┌─ DATA

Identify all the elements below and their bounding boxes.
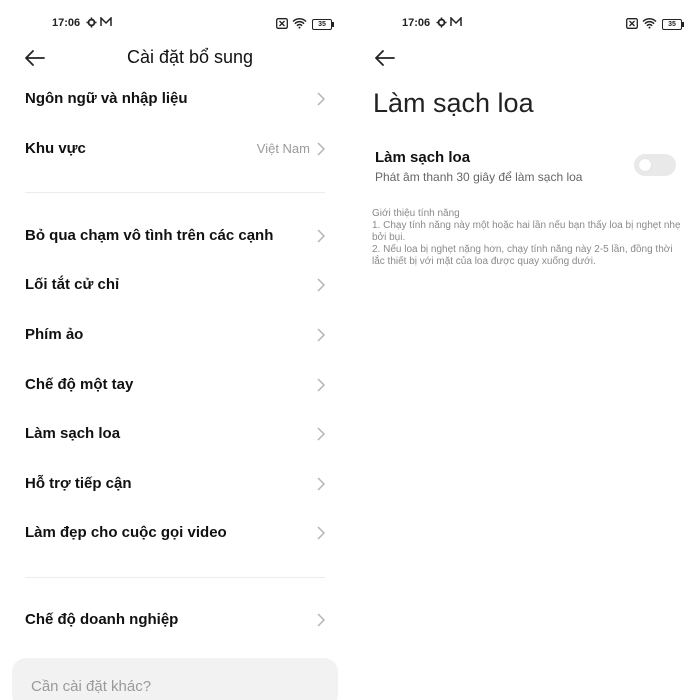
menu-item-ignore-edge-touches[interactable]: Bỏ qua chạm vô tình trên các cạnh (0, 216, 350, 256)
chevron-right-icon (316, 526, 326, 540)
menu-item-label: Khu vực (25, 140, 86, 157)
gear-icon (436, 17, 447, 31)
menu-item-accessibility[interactable]: Hỗ trợ tiếp cận (0, 464, 350, 504)
switch-knob (639, 159, 651, 171)
chevron-right-icon (316, 378, 326, 392)
status-time: 17:06 (402, 17, 431, 29)
no-sim-icon (276, 18, 288, 32)
settings-additional-screen: 17:06 35 Cài đặt bổ sung Ngôn ngữ và nhậ… (0, 0, 350, 700)
chevron-right-icon (316, 477, 326, 491)
search-placeholder: Cần cài đặt khác? (31, 678, 152, 695)
menu-item-label: Phím ảo (25, 326, 84, 343)
chevron-right-icon (316, 427, 326, 441)
wifi-icon (292, 17, 307, 32)
intro-heading: Giới thiệu tính năng (372, 208, 460, 219)
clean-speaker-toggle-row[interactable]: Làm sạch loa Phát âm thanh 30 giây để là… (350, 142, 700, 188)
chevron-right-icon (316, 142, 326, 156)
chevron-right-icon (316, 613, 326, 627)
back-arrow-icon[interactable] (24, 48, 46, 68)
region-value: Việt Nam (256, 141, 310, 156)
chevron-right-icon (316, 229, 326, 243)
menu-item-label: Hỗ trợ tiếp cận (25, 475, 132, 492)
menu-item-enterprise-mode[interactable]: Chế độ doanh nghiệp (0, 600, 350, 640)
mail-m-icon (100, 16, 112, 30)
gear-icon (86, 17, 97, 31)
section-divider (25, 192, 325, 193)
more-settings-search[interactable]: Cần cài đặt khác? (12, 658, 338, 700)
clean-speaker-screen: 17:06 35 Làm sạch loa Làm sạch loa Phát … (350, 0, 700, 700)
menu-item-label: Chế độ doanh nghiệp (25, 611, 179, 628)
chevron-right-icon (316, 278, 326, 292)
menu-item-virtual-keys[interactable]: Phím ảo (0, 315, 350, 355)
status-bar: 17:06 35 (0, 16, 350, 32)
toggle-label: Làm sạch loa (375, 149, 471, 166)
menu-item-label: Làm sạch loa (25, 425, 121, 442)
no-sim-icon (626, 18, 638, 32)
menu-item-one-handed-mode[interactable]: Chế độ một tay (0, 365, 350, 405)
wifi-icon (642, 17, 657, 32)
chevron-right-icon (316, 328, 326, 342)
chevron-right-icon (316, 92, 326, 106)
menu-item-label: Làm đẹp cho cuộc gọi video (25, 524, 227, 541)
toggle-description: Phát âm thanh 30 giây để làm sạch loa (375, 170, 583, 184)
back-arrow-icon[interactable] (374, 48, 396, 68)
status-time: 17:06 (52, 17, 81, 29)
menu-item-label: Bỏ qua chạm vô tình trên các cạnh (25, 227, 274, 244)
page-title: Làm sạch loa (373, 88, 534, 118)
section-divider (25, 577, 325, 578)
feature-intro: Giới thiệu tính năng 1. Chạy tính năng n… (372, 208, 682, 268)
status-bar: 17:06 35 (350, 16, 700, 32)
menu-item-clean-speaker[interactable]: Làm sạch loa (0, 414, 350, 454)
intro-step-1: 1. Chạy tính năng này một hoặc hai lần n… (372, 220, 681, 243)
battery-indicator: 35 (312, 19, 334, 30)
menu-item-language-input[interactable]: Ngôn ngữ và nhập liệu (0, 79, 350, 119)
menu-item-label: Chế độ một tay (25, 376, 134, 393)
intro-step-2: 2. Nếu loa bị nghẹt nặng hơn, chạy tính … (372, 244, 673, 267)
page-title: Cài đặt bổ sung (126, 47, 254, 67)
menu-item-gesture-shortcuts[interactable]: Lối tắt cử chỉ (0, 265, 350, 305)
menu-item-label: Ngôn ngữ và nhập liệu (25, 90, 188, 107)
menu-item-label: Lối tắt cử chỉ (25, 276, 120, 293)
menu-item-video-call-beauty[interactable]: Làm đẹp cho cuộc gọi video (0, 513, 350, 553)
menu-item-region[interactable]: Khu vực Việt Nam (0, 129, 350, 169)
battery-indicator: 35 (662, 19, 684, 30)
clean-speaker-switch[interactable] (634, 154, 676, 176)
mail-m-icon (450, 16, 462, 30)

└─

> [TASK OBJECTIVE]: Convert every line of the listing above into a JSON list of strings with one string per line, skipping blank lines. Leave the picture placeholders out of the output.

> [ANSWER TO THIS TASK]:
[
  "Identify all the elements below and their bounding boxes.",
  "menu-item-ignore-edge-touches[interactable]: Bỏ qua chạm vô tình trên các cạnh (0, 216, 350, 256)",
  "chevron-right-icon (316, 526, 326, 540)",
  "menu-item-label: Khu vực (25, 140, 86, 157)",
  "gear-icon (436, 17, 447, 31)",
  "menu-item-accessibility[interactable]: Hỗ trợ tiếp cận (0, 464, 350, 504)",
  "switch-knob (639, 159, 651, 171)",
  "chevron-right-icon (316, 378, 326, 392)",
  "status-time: 17:06 (402, 17, 431, 29)",
  "no-sim-icon (276, 18, 288, 32)",
  "settings-additional-screen: 17:06 35 Cài đặt bổ sung Ngôn ngữ và nhậ… (0, 0, 350, 700)",
  "chevron-right-icon (316, 477, 326, 491)",
  "search-placeholder: Cần cài đặt khác? (31, 678, 152, 695)",
  "menu-item-label: Phím ảo (25, 326, 84, 343)",
  "chevron-right-icon (316, 427, 326, 441)",
  "wifi-icon (292, 17, 307, 32)",
  "intro-heading: Giới thiệu tính năng (372, 208, 460, 219)",
  "clean-speaker-toggle-row[interactable]: Làm sạch loa Phát âm thanh 30 giây để là… (350, 142, 700, 188)",
  "chevron-right-icon (316, 142, 326, 156)",
  "chevron-right-icon (316, 613, 326, 627)",
  "back-arrow-icon[interactable] (24, 48, 46, 68)",
  "region-value: Việt Nam (256, 141, 310, 156)",
  "chevron-right-icon (316, 229, 326, 243)",
  "menu-item-label: Hỗ trợ tiếp cận (25, 475, 132, 492)",
  "menu-item-enterprise-mode[interactable]: Chế độ doanh nghiệp (0, 600, 350, 640)",
  "mail-m-icon (100, 16, 112, 30)",
  "gear-icon (86, 17, 97, 31)",
  "section-divider (25, 192, 325, 193)",
  "more-settings-search[interactable]: Cần cài đặt khác? (12, 658, 338, 700)",
  "clean-speaker-screen: 17:06 35 Làm sạch loa Làm sạch loa Phát … (350, 0, 700, 700)",
  "menu-item-label: Chế độ doanh nghiệp (25, 611, 179, 628)",
  "chevron-right-icon (316, 278, 326, 292)",
  "menu-item-virtual-keys[interactable]: Phím ảo (0, 315, 350, 355)",
  "status-bar: 17:06 35 (0, 16, 350, 32)",
  "toggle-label: Làm sạch loa (375, 149, 471, 166)",
  "menu-item-label: Làm sạch loa (25, 425, 121, 442)",
  "no-sim-icon (626, 18, 638, 32)",
  "menu-item-one-handed-mode[interactable]: Chế độ một tay (0, 365, 350, 405)",
  "wifi-icon (642, 17, 657, 32)",
  "chevron-right-icon (316, 328, 326, 342)",
  "chevron-right-icon (316, 92, 326, 106)",
  "menu-item-label: Làm đẹp cho cuộc gọi video (25, 524, 227, 541)",
  "toggle-description: Phát âm thanh 30 giây để làm sạch loa (375, 170, 583, 184)",
  "back-arrow-icon[interactable] (374, 48, 396, 68)",
  "status-time: 17:06 (52, 17, 81, 29)",
  "menu-item-label: Bỏ qua chạm vô tình trên các cạnh (25, 227, 274, 244)",
  "page-title: Làm sạch loa (373, 88, 534, 118)",
  "section-divider (25, 577, 325, 578)",
  "feature-intro: Giới thiệu tính năng 1. Chạy tính năng n… (372, 208, 682, 268)",
  "status-bar: 17:06 35 (350, 16, 700, 32)",
  "menu-item-clean-speaker[interactable]: Làm sạch loa (0, 414, 350, 454)",
  "intro-step-1: 1. Chạy tính năng này một hoặc hai lần n… (372, 220, 681, 243)",
  "battery-indicator: 35 (312, 19, 334, 30)",
  "menu-item-language-input[interactable]: Ngôn ngữ và nhập liệu (0, 79, 350, 119)",
  "menu-item-label: Chế độ một tay (25, 376, 134, 393)",
  "intro-step-2: 2. Nếu loa bị nghẹt nặng hơn, chạy tính … (372, 244, 673, 267)",
  "page-title: Cài đặt bổ sung (126, 47, 254, 67)",
  "menu-item-gesture-shortcuts[interactable]: Lối tắt cử chỉ (0, 265, 350, 305)",
  "menu-item-label: Ngôn ngữ và nhập liệu (25, 90, 188, 107)",
  "menu-item-label: Lối tắt cử chỉ (25, 276, 120, 293)",
  "menu-item-video-call-beauty[interactable]: Làm đẹp cho cuộc gọi video (0, 513, 350, 553)",
  "menu-item-region[interactable]: Khu vực Việt Nam (0, 129, 350, 169)",
  "battery-indicator: 35 (662, 19, 684, 30)",
  "clean-speaker-switch[interactable] (634, 154, 676, 176)",
  "mail-m-icon (450, 16, 462, 30)"
]